## What is asked
In the records below, pick out all lines containing the word "name".

───── Data in this exercise

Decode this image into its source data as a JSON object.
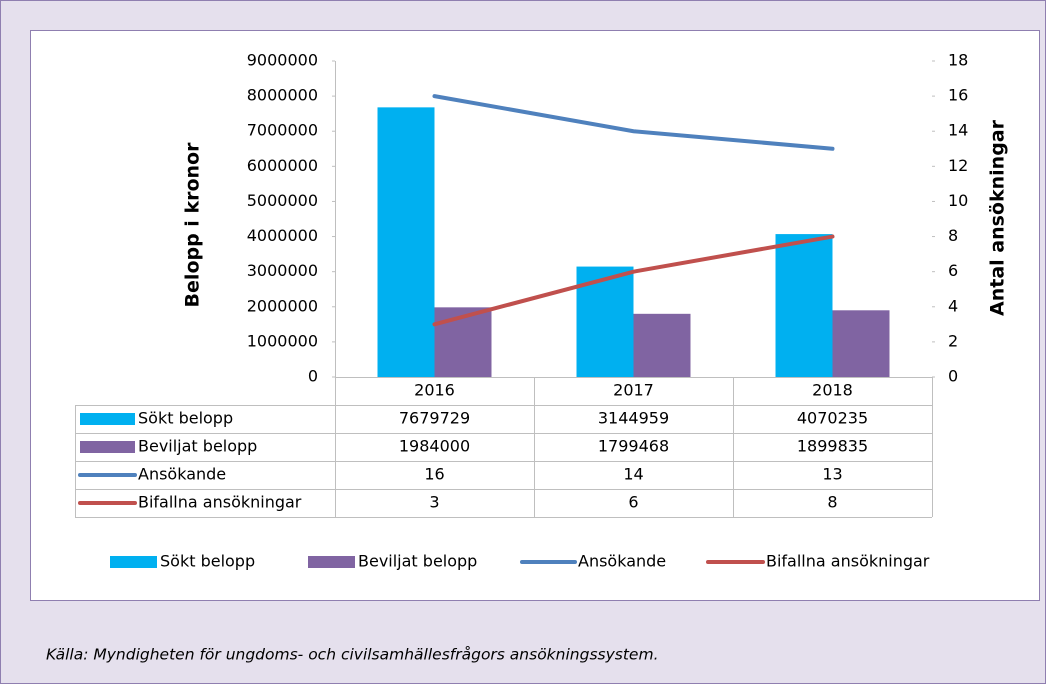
{
  "chart_data": {
    "type": "bar_line_table",
    "categories": [
      "2016",
      "2017",
      "2018"
    ],
    "series": [
      {
        "name": "Sökt belopp",
        "type": "bar",
        "color": "#00b0f0",
        "values": [
          7679729,
          3144959,
          4070235
        ]
      },
      {
        "name": "Beviljat belopp",
        "type": "bar",
        "color": "#8064a2",
        "values": [
          1984000,
          1799468,
          1899835
        ]
      },
      {
        "name": "Ansökande",
        "type": "line",
        "axis": "y2",
        "color": "#4f81bd",
        "values": [
          16,
          14,
          13
        ]
      },
      {
        "name": "Bifallna ansökningar",
        "type": "line",
        "axis": "y2",
        "color": "#c0504d",
        "values": [
          3,
          6,
          8
        ]
      }
    ],
    "ylabel": "Belopp i kronor",
    "y2label": "Antal ansökningar",
    "ylim": [
      0,
      9000000
    ],
    "yticks": [
      0,
      1000000,
      2000000,
      3000000,
      4000000,
      5000000,
      6000000,
      7000000,
      8000000,
      9000000
    ],
    "y2lim": [
      0,
      18
    ],
    "y2ticks": [
      0,
      2,
      4,
      6,
      8,
      10,
      12,
      14,
      16,
      18
    ],
    "legend": "bottom"
  },
  "source": "Källa: Myndigheten för ungdoms- och civilsamhällesfrågors ansökningssystem."
}
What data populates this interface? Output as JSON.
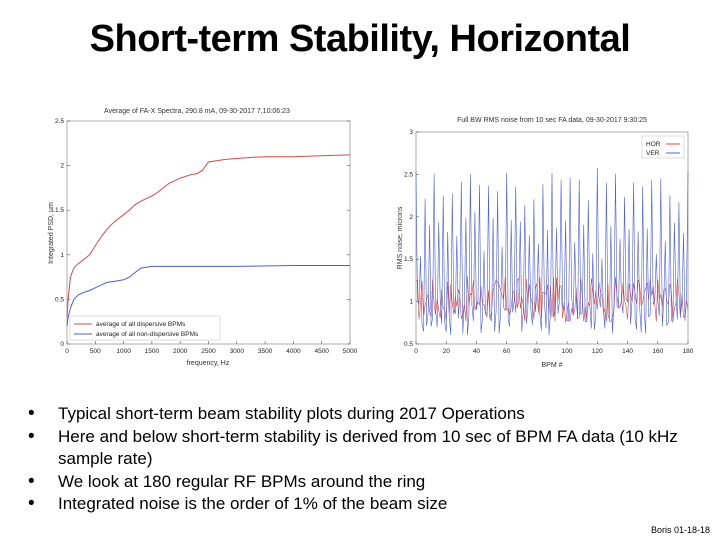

──────────

## Output for this exercise
        "name": "Sökt belopp",
        "name": "Beviljat belopp",
        "name": "Ansökande",
        "name": "Bifallna ansökningar",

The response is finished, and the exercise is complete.